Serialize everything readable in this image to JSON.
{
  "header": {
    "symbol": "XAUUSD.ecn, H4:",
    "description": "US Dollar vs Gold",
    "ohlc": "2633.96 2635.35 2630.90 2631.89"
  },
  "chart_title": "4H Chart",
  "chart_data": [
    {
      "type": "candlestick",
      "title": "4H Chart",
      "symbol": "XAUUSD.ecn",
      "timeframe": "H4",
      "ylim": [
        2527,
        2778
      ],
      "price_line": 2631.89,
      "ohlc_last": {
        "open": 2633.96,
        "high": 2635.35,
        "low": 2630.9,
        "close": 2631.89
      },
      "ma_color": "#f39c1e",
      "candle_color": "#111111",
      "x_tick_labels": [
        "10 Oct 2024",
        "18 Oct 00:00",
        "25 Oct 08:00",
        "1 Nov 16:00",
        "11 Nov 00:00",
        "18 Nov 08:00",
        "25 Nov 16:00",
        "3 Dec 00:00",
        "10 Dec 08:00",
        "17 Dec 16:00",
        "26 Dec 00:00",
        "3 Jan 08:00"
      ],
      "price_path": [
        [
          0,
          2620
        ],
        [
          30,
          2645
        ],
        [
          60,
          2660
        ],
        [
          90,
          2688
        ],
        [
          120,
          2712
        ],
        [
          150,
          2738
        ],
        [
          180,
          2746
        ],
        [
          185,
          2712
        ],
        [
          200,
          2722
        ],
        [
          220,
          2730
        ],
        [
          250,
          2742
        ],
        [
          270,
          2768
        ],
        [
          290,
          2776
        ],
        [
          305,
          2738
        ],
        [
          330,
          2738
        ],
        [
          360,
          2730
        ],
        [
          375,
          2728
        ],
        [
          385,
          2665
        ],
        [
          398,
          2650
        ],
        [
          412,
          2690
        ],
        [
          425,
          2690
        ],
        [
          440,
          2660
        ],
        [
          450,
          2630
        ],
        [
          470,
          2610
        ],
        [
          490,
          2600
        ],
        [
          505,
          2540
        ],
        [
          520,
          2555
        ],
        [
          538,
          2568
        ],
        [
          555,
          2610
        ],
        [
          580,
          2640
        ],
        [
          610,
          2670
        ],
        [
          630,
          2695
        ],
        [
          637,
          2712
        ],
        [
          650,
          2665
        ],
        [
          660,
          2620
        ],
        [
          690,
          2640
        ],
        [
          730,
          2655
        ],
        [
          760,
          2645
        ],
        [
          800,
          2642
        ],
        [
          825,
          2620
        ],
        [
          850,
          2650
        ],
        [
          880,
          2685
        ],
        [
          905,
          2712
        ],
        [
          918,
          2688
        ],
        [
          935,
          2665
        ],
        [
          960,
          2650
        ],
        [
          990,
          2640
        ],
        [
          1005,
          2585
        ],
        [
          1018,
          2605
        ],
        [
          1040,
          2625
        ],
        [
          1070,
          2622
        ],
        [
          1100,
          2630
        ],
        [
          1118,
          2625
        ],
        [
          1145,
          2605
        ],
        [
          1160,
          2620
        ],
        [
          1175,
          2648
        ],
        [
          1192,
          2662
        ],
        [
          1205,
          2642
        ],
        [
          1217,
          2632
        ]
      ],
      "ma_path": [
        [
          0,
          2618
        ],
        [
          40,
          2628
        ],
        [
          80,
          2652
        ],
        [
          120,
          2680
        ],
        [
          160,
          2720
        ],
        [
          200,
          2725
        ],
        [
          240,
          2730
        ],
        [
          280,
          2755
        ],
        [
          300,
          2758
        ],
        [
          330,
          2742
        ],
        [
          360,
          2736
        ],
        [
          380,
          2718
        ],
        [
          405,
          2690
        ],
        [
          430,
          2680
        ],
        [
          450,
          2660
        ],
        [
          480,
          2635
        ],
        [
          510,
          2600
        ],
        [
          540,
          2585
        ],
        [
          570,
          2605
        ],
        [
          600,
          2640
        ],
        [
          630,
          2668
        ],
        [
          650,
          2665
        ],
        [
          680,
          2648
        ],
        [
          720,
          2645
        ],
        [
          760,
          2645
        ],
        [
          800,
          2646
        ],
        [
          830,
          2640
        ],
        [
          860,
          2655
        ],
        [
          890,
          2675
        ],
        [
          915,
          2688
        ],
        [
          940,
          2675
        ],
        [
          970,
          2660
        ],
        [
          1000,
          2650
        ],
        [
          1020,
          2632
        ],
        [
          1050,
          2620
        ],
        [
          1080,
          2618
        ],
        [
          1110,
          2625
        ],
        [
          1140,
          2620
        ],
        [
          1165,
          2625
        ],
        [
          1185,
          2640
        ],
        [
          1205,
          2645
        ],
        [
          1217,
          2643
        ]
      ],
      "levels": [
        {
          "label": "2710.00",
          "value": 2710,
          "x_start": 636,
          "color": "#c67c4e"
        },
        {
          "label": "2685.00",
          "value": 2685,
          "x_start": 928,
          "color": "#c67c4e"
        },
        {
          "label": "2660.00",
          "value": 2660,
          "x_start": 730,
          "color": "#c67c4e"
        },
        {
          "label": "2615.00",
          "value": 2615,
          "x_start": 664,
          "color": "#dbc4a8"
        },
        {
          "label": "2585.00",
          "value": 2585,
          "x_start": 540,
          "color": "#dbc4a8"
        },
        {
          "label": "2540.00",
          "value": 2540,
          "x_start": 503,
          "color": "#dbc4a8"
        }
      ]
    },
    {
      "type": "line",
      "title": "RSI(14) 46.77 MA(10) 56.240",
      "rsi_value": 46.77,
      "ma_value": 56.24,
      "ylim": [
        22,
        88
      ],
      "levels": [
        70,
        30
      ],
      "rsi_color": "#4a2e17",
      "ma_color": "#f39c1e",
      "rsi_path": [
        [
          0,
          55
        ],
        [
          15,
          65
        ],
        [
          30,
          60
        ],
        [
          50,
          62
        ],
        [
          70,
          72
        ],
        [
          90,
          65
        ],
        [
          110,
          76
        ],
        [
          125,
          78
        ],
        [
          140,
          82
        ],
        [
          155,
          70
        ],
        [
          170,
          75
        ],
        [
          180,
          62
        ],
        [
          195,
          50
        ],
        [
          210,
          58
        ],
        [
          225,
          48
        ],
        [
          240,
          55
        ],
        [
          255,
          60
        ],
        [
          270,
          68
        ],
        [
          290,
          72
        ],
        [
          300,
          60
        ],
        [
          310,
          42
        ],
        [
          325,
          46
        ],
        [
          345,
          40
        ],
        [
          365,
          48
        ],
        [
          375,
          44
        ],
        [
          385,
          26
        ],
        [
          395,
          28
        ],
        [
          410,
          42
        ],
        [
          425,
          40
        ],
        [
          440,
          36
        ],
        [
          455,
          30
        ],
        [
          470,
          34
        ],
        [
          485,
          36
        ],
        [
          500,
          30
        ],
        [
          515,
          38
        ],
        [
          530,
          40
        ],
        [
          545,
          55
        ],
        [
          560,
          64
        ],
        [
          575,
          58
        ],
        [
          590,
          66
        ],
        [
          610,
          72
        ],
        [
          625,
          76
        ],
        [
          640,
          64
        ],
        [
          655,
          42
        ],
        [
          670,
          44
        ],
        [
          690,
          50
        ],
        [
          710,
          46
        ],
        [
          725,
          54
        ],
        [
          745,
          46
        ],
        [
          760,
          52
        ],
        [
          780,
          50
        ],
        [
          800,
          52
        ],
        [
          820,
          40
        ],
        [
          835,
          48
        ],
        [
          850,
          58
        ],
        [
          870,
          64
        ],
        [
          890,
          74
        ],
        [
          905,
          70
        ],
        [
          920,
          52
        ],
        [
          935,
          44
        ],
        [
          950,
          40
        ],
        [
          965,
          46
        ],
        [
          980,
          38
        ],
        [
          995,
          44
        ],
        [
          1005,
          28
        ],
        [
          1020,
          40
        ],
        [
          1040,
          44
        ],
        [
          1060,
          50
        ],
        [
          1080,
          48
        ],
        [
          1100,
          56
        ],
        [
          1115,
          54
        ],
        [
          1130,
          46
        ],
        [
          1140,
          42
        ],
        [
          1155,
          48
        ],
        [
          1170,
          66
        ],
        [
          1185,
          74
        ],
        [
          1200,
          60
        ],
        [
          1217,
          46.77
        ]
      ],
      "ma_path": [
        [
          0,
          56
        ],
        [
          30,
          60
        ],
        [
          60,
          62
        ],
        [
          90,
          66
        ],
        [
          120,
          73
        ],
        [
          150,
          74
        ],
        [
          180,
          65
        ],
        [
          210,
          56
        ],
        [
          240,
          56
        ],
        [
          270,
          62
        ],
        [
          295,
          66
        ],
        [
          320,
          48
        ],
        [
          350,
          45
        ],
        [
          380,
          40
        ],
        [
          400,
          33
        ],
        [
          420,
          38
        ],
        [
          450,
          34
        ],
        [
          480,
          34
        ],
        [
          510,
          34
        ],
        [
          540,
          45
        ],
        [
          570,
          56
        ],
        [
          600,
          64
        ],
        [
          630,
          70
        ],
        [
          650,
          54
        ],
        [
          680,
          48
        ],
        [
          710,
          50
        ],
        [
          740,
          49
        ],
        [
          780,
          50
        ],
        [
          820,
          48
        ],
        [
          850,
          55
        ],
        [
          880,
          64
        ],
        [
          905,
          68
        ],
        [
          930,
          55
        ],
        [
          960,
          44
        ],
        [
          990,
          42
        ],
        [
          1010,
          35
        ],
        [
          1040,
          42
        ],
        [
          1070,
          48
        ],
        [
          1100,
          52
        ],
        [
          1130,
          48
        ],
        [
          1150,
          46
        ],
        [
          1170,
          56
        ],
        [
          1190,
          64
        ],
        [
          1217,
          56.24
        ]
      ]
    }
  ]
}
════════
**What the task requires**
Only a number is wanted: how many lines above include "symbol"?

**Response to this task**
2